Extracted data entries:
______
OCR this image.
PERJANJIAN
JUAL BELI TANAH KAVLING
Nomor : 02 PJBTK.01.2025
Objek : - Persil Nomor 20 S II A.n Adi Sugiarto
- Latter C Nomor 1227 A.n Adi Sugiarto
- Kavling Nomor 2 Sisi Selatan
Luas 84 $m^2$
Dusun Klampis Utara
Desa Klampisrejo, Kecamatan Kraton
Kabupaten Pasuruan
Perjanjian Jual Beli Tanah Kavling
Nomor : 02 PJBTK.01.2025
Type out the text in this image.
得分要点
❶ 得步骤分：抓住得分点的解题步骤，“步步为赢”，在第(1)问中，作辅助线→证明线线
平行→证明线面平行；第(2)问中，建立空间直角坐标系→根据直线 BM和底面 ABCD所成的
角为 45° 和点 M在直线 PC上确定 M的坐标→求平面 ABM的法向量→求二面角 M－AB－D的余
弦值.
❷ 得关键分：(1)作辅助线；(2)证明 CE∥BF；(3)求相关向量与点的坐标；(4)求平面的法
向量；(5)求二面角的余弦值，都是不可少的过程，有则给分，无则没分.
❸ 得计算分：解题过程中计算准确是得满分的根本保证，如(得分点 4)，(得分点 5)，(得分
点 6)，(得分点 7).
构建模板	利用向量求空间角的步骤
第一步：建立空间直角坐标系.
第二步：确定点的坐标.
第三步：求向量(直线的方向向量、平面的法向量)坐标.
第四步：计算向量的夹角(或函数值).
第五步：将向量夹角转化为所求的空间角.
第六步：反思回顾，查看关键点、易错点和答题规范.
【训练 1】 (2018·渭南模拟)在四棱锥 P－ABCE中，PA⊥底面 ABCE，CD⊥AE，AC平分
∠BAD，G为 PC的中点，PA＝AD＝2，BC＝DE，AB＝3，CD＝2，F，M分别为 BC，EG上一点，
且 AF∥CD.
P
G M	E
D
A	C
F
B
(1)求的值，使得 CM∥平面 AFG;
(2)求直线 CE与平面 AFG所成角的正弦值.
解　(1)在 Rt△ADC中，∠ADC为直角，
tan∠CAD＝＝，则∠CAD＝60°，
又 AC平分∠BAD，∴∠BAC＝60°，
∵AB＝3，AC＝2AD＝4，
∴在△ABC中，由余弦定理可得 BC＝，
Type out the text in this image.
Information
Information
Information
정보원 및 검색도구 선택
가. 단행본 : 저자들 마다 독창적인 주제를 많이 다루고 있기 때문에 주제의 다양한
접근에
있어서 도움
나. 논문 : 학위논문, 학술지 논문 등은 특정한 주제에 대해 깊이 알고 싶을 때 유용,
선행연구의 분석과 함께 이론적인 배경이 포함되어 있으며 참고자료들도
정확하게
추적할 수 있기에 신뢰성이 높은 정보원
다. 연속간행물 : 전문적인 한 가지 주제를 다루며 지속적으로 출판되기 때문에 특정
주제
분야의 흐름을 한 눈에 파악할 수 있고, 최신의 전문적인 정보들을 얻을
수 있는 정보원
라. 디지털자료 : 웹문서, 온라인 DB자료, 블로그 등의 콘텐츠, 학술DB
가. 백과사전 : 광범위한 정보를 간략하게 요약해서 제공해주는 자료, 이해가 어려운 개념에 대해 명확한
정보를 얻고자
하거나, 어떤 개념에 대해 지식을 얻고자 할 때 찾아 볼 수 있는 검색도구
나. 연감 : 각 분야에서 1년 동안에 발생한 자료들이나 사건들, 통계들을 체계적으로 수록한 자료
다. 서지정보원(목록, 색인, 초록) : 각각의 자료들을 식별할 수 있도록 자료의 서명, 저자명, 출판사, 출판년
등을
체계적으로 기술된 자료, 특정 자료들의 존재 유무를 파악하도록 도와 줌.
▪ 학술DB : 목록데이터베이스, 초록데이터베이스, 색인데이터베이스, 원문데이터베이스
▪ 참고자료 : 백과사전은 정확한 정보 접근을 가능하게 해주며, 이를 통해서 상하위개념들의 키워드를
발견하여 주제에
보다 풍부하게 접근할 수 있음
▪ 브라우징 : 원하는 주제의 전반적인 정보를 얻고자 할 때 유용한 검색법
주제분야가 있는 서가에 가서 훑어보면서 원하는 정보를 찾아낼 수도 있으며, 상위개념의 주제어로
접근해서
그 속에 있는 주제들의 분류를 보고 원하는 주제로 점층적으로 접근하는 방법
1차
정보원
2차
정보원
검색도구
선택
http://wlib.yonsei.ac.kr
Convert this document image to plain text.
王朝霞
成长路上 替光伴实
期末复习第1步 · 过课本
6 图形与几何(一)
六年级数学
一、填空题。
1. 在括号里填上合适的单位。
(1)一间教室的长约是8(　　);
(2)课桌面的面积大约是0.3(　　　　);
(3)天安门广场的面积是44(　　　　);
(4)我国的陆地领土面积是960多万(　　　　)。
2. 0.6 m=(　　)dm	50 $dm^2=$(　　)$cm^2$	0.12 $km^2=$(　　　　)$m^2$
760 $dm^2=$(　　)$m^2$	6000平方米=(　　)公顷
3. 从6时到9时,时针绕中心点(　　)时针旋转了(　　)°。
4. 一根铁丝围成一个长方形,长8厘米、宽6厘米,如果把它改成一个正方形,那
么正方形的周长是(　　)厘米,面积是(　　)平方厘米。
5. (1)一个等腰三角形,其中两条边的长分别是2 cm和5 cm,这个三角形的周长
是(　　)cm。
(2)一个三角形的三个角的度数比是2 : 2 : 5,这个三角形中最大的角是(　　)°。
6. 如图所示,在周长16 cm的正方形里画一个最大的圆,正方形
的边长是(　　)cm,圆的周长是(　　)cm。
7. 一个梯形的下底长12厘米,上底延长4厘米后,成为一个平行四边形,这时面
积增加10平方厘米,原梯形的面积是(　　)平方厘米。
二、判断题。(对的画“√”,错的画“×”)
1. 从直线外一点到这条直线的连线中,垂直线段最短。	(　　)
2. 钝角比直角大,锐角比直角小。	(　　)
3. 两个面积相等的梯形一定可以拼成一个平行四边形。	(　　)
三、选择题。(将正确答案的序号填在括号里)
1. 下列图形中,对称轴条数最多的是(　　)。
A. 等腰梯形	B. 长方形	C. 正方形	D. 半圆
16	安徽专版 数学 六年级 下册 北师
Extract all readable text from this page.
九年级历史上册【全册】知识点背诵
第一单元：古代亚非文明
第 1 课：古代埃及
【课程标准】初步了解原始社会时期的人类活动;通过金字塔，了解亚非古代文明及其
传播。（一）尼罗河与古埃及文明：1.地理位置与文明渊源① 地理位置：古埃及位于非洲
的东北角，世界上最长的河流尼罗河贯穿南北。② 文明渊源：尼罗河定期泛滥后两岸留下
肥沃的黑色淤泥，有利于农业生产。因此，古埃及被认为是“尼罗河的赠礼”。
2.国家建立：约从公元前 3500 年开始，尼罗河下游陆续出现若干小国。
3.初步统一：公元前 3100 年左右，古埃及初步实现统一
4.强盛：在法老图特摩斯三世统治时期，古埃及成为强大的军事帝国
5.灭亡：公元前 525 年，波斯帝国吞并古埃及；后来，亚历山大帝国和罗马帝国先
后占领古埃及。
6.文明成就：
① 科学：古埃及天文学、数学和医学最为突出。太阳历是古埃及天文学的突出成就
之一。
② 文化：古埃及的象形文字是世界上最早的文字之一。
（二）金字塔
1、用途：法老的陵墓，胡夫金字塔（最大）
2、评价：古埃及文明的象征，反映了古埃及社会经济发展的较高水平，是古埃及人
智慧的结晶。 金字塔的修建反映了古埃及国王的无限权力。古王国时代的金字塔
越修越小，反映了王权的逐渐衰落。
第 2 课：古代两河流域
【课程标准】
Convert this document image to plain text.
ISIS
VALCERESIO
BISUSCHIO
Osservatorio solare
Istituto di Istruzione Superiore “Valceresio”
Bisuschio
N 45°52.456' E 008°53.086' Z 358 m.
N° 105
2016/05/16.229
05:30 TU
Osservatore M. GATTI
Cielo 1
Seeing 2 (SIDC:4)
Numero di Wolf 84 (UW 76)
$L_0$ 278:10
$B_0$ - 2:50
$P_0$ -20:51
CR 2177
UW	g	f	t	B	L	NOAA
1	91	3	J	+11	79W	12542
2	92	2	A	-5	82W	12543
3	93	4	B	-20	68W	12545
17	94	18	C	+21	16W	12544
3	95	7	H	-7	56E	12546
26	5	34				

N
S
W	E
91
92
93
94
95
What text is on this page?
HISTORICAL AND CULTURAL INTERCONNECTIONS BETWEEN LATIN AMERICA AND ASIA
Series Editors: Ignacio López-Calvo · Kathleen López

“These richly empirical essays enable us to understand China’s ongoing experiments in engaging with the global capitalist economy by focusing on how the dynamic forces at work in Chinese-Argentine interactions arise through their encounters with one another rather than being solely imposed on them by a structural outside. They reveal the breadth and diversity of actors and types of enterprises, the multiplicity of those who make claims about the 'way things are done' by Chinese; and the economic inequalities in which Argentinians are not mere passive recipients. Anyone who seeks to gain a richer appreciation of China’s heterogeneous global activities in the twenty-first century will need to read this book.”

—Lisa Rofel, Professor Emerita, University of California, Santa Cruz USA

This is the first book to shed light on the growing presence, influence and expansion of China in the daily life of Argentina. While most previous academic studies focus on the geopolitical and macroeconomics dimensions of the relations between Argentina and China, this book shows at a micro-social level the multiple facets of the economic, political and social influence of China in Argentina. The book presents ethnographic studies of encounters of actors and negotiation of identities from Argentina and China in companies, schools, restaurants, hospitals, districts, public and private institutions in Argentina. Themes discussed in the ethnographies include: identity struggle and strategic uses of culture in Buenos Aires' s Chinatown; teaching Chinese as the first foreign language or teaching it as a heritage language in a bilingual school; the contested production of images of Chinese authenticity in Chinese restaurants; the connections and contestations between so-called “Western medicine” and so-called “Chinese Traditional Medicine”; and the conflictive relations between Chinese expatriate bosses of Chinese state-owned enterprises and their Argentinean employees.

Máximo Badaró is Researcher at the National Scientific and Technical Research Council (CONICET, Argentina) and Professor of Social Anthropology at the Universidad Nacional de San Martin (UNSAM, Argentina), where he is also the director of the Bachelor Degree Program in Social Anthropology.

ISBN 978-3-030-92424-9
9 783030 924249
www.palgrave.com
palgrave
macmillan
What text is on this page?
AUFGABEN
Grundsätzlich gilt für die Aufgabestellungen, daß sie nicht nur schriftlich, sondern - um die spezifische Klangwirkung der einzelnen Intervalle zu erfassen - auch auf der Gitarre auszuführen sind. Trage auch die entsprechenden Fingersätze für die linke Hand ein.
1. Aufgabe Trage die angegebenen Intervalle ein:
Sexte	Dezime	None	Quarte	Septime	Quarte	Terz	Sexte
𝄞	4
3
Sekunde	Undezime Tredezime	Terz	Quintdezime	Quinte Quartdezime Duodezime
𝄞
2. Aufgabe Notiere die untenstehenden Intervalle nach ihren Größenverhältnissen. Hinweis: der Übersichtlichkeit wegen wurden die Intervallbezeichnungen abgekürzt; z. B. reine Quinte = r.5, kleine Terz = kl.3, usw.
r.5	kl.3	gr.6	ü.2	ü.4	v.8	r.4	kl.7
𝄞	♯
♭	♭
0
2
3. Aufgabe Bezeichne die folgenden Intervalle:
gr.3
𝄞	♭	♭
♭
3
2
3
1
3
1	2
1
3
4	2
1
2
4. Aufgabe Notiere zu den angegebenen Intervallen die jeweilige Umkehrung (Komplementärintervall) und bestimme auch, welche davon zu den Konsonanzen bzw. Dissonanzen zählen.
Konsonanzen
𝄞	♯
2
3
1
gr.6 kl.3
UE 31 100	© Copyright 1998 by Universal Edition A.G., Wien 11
______
WRITTEN TASK
Using the listing above, gather each line that holds the string "학술DB" and copy it.

EXERCISE RESULT
라. 디지털자료 : 웹문서, 온라인 DB자료, 블로그 등의 콘텐츠, 학술DB
▪ 학술DB : 목록데이터베이스, 초록데이터베이스, 색인데이터베이스, 원문데이터베이스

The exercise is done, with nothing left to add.